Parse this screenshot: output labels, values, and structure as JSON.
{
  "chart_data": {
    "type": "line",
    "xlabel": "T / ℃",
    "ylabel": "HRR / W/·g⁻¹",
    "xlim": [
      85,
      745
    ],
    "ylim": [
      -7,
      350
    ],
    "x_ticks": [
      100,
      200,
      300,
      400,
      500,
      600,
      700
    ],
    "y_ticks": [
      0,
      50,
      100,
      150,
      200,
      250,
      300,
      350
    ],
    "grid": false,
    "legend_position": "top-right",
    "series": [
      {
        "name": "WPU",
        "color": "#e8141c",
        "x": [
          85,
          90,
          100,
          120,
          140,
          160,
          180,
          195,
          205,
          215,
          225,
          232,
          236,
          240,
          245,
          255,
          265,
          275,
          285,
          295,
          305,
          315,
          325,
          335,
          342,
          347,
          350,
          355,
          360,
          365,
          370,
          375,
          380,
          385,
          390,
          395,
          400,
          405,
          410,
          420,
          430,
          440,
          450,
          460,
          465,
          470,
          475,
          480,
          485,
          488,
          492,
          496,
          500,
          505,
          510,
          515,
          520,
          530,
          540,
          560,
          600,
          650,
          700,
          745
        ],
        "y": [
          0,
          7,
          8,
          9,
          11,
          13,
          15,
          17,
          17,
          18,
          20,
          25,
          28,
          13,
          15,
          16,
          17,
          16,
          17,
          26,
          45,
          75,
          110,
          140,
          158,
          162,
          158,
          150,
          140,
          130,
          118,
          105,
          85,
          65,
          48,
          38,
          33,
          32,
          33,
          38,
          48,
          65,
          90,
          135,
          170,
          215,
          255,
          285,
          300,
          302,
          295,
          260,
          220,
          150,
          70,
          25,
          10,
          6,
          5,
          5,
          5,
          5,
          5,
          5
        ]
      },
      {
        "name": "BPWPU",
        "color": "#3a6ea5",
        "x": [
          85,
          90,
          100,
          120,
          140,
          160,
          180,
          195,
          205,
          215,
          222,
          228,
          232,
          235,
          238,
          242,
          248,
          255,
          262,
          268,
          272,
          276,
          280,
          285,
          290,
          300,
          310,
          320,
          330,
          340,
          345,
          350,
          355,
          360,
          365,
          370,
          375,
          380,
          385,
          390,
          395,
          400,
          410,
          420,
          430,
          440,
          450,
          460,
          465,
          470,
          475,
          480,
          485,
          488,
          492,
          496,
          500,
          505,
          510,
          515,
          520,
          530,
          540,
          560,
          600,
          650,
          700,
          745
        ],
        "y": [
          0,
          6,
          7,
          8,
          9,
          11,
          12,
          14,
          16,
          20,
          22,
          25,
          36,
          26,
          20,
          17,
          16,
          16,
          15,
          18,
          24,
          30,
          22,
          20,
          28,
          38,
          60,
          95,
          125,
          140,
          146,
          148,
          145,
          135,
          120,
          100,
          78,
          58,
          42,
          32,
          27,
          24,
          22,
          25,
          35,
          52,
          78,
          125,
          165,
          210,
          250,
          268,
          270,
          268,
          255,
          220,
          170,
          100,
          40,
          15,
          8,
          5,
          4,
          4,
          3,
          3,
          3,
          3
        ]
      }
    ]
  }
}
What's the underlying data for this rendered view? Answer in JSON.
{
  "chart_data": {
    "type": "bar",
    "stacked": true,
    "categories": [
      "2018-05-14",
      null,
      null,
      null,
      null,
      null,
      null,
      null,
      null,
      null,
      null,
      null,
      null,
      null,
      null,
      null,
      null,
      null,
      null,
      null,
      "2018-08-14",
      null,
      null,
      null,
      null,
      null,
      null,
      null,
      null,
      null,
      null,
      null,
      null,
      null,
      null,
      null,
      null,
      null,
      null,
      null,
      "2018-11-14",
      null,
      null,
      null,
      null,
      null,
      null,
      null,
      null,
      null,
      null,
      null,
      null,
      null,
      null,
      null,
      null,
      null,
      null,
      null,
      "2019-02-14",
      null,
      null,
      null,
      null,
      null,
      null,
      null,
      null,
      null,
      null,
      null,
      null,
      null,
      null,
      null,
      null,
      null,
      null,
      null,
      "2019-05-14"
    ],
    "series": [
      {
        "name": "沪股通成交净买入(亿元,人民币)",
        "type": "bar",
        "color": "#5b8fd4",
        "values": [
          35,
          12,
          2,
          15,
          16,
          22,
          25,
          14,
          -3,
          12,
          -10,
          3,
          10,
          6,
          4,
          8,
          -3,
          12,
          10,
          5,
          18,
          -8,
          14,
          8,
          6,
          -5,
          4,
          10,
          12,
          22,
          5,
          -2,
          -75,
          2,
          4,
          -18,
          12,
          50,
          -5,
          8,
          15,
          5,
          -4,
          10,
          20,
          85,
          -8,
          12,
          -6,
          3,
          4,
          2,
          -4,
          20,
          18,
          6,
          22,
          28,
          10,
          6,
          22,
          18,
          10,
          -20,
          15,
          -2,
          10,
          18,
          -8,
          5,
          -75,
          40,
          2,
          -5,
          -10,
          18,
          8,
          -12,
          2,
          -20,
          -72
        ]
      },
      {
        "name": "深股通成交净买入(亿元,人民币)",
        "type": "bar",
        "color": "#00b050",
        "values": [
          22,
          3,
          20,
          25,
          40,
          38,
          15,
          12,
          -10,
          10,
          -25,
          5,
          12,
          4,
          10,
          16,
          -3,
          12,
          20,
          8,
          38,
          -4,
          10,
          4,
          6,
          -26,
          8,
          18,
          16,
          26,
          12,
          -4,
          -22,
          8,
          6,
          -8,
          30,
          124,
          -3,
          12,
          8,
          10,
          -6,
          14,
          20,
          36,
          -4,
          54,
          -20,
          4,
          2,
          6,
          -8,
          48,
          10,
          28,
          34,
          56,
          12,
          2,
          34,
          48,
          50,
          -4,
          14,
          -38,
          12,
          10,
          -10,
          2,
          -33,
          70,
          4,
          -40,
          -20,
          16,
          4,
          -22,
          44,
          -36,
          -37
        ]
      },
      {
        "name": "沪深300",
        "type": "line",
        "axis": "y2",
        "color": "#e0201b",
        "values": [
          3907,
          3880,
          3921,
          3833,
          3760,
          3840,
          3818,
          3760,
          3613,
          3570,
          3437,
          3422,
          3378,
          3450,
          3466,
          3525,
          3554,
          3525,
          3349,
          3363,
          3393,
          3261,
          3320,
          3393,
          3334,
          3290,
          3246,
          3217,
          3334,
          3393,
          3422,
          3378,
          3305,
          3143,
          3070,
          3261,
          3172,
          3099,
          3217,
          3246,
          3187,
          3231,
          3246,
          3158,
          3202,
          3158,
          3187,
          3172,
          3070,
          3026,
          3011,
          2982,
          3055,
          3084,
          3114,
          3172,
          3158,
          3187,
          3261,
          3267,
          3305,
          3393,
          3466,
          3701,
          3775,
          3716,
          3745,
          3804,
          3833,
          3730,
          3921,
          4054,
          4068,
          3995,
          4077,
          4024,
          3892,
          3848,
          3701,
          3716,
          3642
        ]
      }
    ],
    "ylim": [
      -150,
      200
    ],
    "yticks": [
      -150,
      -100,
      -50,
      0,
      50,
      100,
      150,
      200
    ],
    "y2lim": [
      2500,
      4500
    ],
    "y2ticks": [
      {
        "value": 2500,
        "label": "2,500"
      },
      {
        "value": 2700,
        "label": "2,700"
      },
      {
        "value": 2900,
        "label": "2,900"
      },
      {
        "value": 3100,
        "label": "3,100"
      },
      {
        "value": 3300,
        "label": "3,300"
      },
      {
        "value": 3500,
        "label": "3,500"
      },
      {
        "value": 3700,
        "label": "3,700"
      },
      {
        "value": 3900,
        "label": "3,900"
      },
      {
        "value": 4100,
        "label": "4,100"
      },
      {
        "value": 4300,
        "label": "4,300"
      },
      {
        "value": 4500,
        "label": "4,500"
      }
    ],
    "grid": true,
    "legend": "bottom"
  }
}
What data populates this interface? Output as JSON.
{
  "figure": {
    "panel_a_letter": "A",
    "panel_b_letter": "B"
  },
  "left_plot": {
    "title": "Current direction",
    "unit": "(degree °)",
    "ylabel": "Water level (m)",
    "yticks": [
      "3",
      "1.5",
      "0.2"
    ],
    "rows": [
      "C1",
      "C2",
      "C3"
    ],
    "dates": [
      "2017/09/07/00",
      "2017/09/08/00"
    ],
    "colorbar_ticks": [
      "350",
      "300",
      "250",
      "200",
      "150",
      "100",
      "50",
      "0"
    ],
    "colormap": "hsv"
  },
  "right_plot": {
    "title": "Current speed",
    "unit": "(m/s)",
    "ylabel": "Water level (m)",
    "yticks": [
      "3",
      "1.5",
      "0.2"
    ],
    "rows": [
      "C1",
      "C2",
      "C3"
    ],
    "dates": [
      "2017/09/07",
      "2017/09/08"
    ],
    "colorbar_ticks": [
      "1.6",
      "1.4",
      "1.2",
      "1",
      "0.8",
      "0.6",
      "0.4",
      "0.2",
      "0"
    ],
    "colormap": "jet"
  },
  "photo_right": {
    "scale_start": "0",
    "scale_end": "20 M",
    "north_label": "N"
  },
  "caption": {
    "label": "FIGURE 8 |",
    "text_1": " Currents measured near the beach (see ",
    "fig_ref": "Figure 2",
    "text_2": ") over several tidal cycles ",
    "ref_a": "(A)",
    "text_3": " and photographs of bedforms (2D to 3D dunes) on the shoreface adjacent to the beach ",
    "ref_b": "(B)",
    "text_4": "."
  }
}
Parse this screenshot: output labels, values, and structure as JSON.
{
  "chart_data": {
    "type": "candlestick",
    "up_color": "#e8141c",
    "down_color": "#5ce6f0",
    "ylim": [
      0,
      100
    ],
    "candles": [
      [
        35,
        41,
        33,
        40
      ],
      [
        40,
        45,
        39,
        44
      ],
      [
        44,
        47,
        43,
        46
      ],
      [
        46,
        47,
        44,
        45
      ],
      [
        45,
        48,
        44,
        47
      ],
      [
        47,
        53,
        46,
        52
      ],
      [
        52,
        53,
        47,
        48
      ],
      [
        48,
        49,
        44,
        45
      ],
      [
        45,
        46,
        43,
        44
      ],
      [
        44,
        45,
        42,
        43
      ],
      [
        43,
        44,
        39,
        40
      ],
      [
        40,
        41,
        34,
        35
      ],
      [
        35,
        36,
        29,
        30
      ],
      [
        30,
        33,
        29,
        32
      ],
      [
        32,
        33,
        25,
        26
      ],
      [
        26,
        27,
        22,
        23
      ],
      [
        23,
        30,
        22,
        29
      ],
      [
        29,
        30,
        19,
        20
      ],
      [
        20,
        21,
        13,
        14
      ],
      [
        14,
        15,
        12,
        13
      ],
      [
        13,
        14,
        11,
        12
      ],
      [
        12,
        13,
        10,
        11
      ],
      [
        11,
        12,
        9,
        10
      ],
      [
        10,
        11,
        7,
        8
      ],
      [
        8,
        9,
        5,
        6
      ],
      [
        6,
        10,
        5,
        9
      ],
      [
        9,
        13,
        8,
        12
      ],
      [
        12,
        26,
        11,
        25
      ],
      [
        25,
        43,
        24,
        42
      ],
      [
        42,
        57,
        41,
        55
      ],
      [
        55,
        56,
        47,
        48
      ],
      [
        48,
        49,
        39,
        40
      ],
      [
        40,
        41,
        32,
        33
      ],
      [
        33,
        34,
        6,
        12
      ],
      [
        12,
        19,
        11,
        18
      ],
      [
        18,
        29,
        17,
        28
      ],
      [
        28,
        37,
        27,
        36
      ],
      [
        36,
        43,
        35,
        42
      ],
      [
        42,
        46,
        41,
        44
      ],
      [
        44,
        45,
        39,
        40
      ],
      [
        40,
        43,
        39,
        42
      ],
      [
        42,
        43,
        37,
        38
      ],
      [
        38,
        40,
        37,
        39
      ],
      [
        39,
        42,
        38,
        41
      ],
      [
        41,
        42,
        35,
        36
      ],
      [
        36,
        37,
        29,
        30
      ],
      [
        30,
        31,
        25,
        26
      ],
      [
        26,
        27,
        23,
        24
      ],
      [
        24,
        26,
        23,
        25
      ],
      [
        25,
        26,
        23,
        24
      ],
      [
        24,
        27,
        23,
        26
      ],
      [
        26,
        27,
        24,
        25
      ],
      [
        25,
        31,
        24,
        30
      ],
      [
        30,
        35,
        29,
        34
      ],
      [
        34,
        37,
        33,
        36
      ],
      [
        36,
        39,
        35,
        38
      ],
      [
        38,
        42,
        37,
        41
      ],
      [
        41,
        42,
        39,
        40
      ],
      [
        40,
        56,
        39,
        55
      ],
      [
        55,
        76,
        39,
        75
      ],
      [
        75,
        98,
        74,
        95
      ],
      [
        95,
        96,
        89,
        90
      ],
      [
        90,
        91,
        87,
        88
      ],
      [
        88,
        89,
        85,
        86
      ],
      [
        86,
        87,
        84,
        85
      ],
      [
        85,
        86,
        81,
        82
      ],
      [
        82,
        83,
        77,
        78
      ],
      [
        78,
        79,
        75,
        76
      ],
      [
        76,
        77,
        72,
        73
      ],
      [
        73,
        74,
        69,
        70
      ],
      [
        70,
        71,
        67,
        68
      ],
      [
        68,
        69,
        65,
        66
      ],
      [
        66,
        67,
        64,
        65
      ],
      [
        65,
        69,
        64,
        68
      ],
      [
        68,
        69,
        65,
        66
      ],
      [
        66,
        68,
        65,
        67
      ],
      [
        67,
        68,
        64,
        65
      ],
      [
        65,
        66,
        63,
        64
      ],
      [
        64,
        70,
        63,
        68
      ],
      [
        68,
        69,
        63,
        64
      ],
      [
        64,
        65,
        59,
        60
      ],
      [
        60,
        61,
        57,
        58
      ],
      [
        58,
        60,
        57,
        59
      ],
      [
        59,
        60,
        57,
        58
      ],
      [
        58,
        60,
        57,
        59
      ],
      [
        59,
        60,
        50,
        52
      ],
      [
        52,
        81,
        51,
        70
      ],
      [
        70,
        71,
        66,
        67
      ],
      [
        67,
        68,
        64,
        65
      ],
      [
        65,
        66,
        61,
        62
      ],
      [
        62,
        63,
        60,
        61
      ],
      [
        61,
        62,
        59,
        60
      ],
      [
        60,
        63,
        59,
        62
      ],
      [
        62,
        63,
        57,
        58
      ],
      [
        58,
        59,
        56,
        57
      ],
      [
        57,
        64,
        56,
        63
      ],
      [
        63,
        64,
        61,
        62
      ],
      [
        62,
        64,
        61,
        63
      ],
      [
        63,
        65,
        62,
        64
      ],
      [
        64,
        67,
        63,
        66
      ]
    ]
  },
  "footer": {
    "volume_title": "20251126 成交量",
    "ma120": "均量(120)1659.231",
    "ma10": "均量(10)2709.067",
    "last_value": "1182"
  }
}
++++++++++++++++++++
● **Work to be completed**:
Read through the lines above and collect those that contain the string "What".

● **Final result**:
What's the underlying data for this rendered view? Answer in JSON.
What data populates this interface? Output as JSON.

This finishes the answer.